## Information supplied
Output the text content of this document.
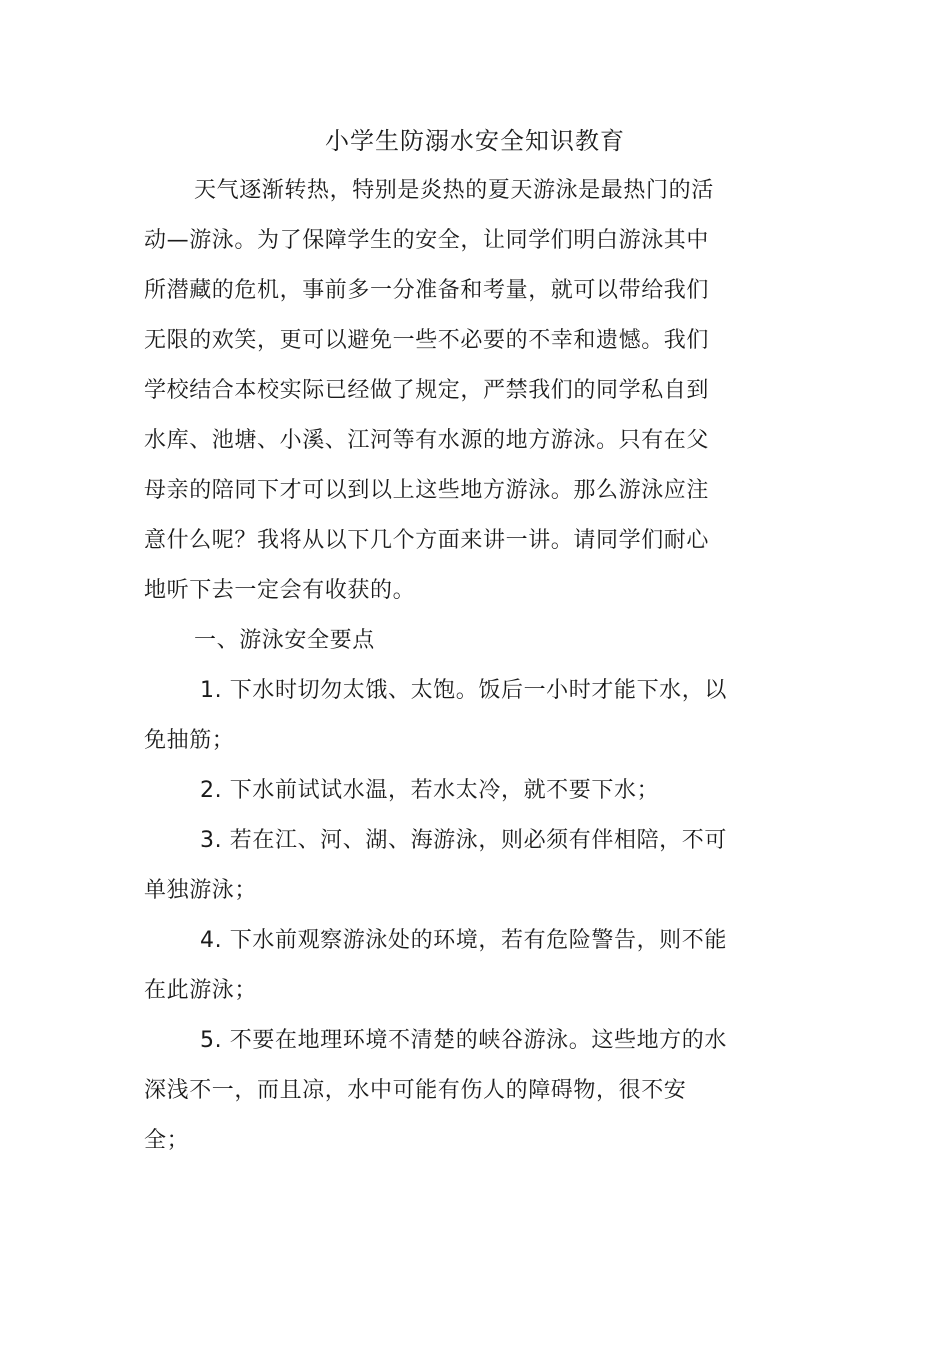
小学生防溺水安全知识教育
天气逐渐转热，特别是炎热的夏天游泳是最热门的活
动—游泳。为了保障学生的安全，让同学们明白游泳其中
所潜藏的危机，事前多一分准备和考量，就可以带给我们
无限的欢笑，更可以避免一些不必要的不幸和遗憾。我们
学校结合本校实际已经做了规定，严禁我们的同学私自到
水库、池塘、小溪、江河等有水源的地方游泳。只有在父
母亲的陪同下才可以到以上这些地方游泳。那么游泳应注
意什么呢？我将从以下几个方面来讲一讲。请同学们耐心
地听下去一定会有收获的。
一、游泳安全要点
1. 下水时切勿太饿、太饱。饭后一小时才能下水，以
免抽筋；
2. 下水前试试水温，若水太冷，就不要下水；
3. 若在江、河、湖、海游泳，则必须有伴相陪，不可
单独游泳；
4. 下水前观察游泳处的环境，若有危险警告，则不能
在此游泳；
5. 不要在地理环境不清楚的峡谷游泳。这些地方的水
深浅不一，而且凉，水中可能有伤人的障碍物，很不安
全；
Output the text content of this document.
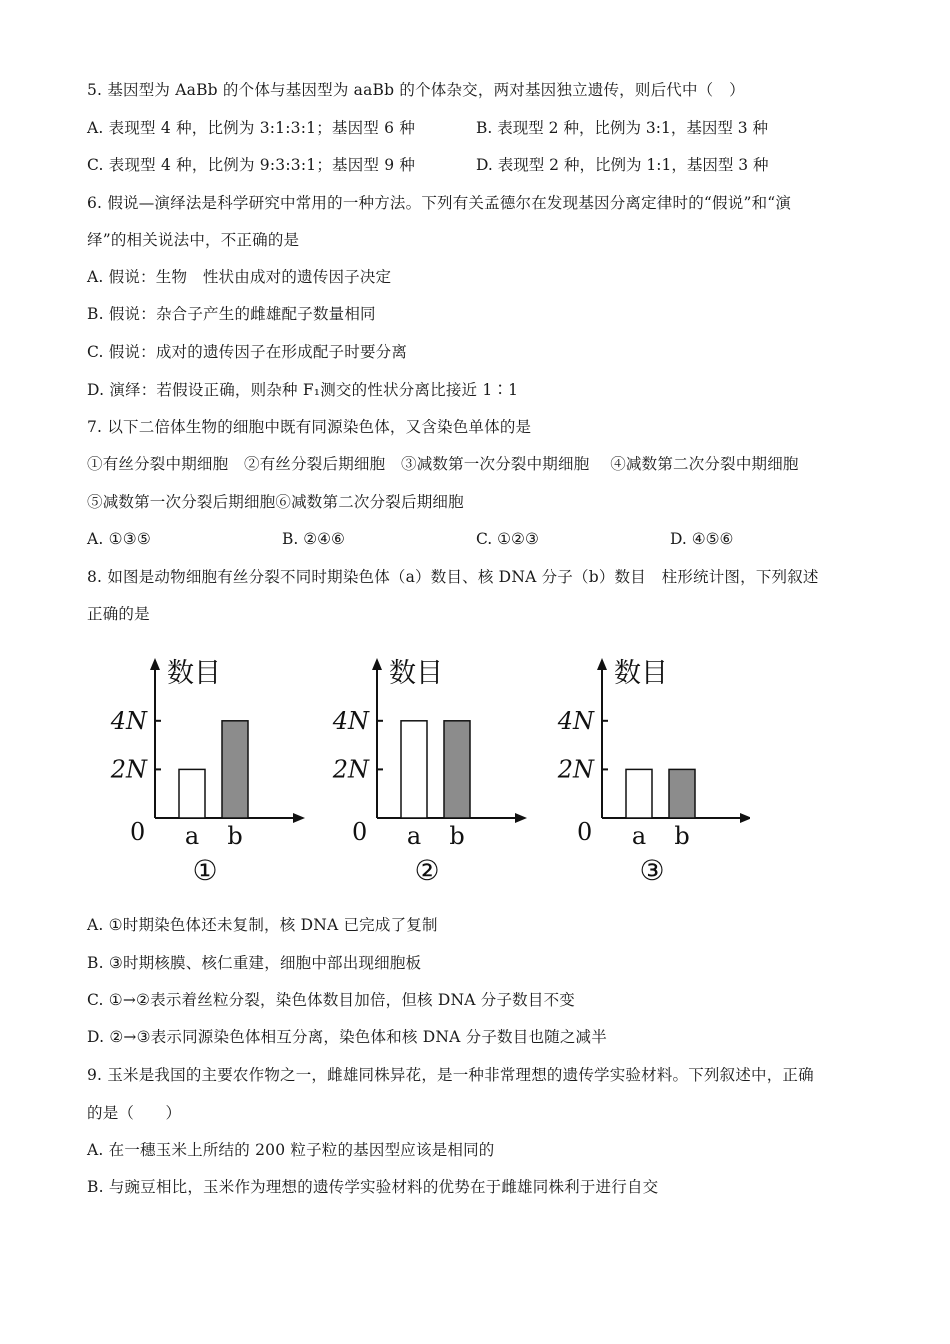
5. 基因型为 AaBb 的个体与基因型为 aaBb 的个体杂交，两对基因独立遗传，则后代中（　）
A. 表现型 4 种，比例为 3:1:3:1；基因型 6 种	B. 表现型 2 种，比例为 3:1，基因型 3 种
C. 表现型 4 种，比例为 9:3:3:1；基因型 9 种	D. 表现型 2 种，比例为 1:1，基因型 3 种
6. 假说—演绎法是科学研究中常用的一种方法。下列有关孟德尔在发现基因分离定律时的“假说”和“演
绎”的相关说法中，不正确的是
A. 假说：生物　性状由成对的遗传因子决定
B. 假说：杂合子产生的雌雄配子数量相同
C. 假说：成对的遗传因子在形成配子时要分离
D. 演绎：若假设正确，则杂种 F₁测交的性状分离比接近 1∶1
7. 以下二倍体生物的细胞中既有同源染色体，又含染色单体的是
①有丝分裂中期细胞　②有丝分裂后期细胞　③减数第一次分裂中期细胞　 ④减数第二次分裂中期细胞
⑤减数第一次分裂后期细胞⑥减数第二次分裂后期细胞
A. ①③⑤	B. ②④⑥	C. ①②③	D. ④⑤⑥
8. 如图是动物细胞有丝分裂不同时期染色体（a）数目、核 DNA 分子（b）数目　柱形统计图，下列叙述
正确的是
数目
0
2N
4N
a b
①
数目
0
2N
4N
a b
②
数目
0
2N
4N
a b
③
A. ①时期染色体还未复制，核 DNA 已完成了复制
B. ③时期核膜、核仁重建，细胞中部出现细胞板
C. ①→②表示着丝粒分裂，染色体数目加倍，但核 DNA 分子数目不变
D. ②→③表示同源染色体相互分离，染色体和核 DNA 分子数目也随之减半
9. 玉米是我国的主要农作物之一，雌雄同株异花，是一种非常理想的遗传学实验材料。下列叙述中，正确
的是（　　）
A. 在一穗玉米上所结的 200 粒子粒的基因型应该是相同的
B. 与豌豆相比，玉米作为理想的遗传学实验材料的优势在于雌雄同株利于进行自交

## Objective
Can you restate all the records above word for word while dropping the pictures?

## The reply
Output the text content of this document.
小学生防溺水安全知识教育
天气逐渐转热，特别是炎热的夏天游泳是最热门的活
动—游泳。为了保障学生的安全，让同学们明白游泳其中
所潜藏的危机，事前多一分准备和考量，就可以带给我们
无限的欢笑，更可以避免一些不必要的不幸和遗憾。我们
学校结合本校实际已经做了规定，严禁我们的同学私自到
水库、池塘、小溪、江河等有水源的地方游泳。只有在父
母亲的陪同下才可以到以上这些地方游泳。那么游泳应注
意什么呢？我将从以下几个方面来讲一讲。请同学们耐心
地听下去一定会有收获的。
一、游泳安全要点
1. 下水时切勿太饿、太饱。饭后一小时才能下水，以
免抽筋；
2. 下水前试试水温，若水太冷，就不要下水；
3. 若在江、河、湖、海游泳，则必须有伴相陪，不可
单独游泳；
4. 下水前观察游泳处的环境，若有危险警告，则不能
在此游泳；
5. 不要在地理环境不清楚的峡谷游泳。这些地方的水
深浅不一，而且凉，水中可能有伤人的障碍物，很不安
全；
Output the text content of this document.
5. 基因型为 AaBb 的个体与基因型为 aaBb 的个体杂交，两对基因独立遗传，则后代中（　）
A. 表现型 4 种，比例为 3:1:3:1；基因型 6 种	B. 表现型 2 种，比例为 3:1，基因型 3 种
C. 表现型 4 种，比例为 9:3:3:1；基因型 9 种	D. 表现型 2 种，比例为 1:1，基因型 3 种
6. 假说—演绎法是科学研究中常用的一种方法。下列有关孟德尔在发现基因分离定律时的“假说”和“演
绎”的相关说法中，不正确的是
A. 假说：生物　性状由成对的遗传因子决定
B. 假说：杂合子产生的雌雄配子数量相同
C. 假说：成对的遗传因子在形成配子时要分离
D. 演绎：若假设正确，则杂种 F₁测交的性状分离比接近 1∶1
7. 以下二倍体生物的细胞中既有同源染色体，又含染色单体的是
①有丝分裂中期细胞　②有丝分裂后期细胞　③减数第一次分裂中期细胞　 ④减数第二次分裂中期细胞
⑤减数第一次分裂后期细胞⑥减数第二次分裂后期细胞
A. ①③⑤	B. ②④⑥	C. ①②③	D. ④⑤⑥
8. 如图是动物细胞有丝分裂不同时期染色体（a）数目、核 DNA 分子（b）数目　柱形统计图，下列叙述
正确的是
数目
0
2N
4N
a b
①
数目
0
2N
4N
a b
②
数目
0
2N
4N
a b
③
A. ①时期染色体还未复制，核 DNA 已完成了复制
B. ③时期核膜、核仁重建，细胞中部出现细胞板
C. ①→②表示着丝粒分裂，染色体数目加倍，但核 DNA 分子数目不变
D. ②→③表示同源染色体相互分离，染色体和核 DNA 分子数目也随之减半
9. 玉米是我国的主要农作物之一，雌雄同株异花，是一种非常理想的遗传学实验材料。下列叙述中，正确
的是（　　）
A. 在一穗玉米上所结的 200 粒子粒的基因型应该是相同的
B. 与豌豆相比，玉米作为理想的遗传学实验材料的优势在于雌雄同株利于进行自交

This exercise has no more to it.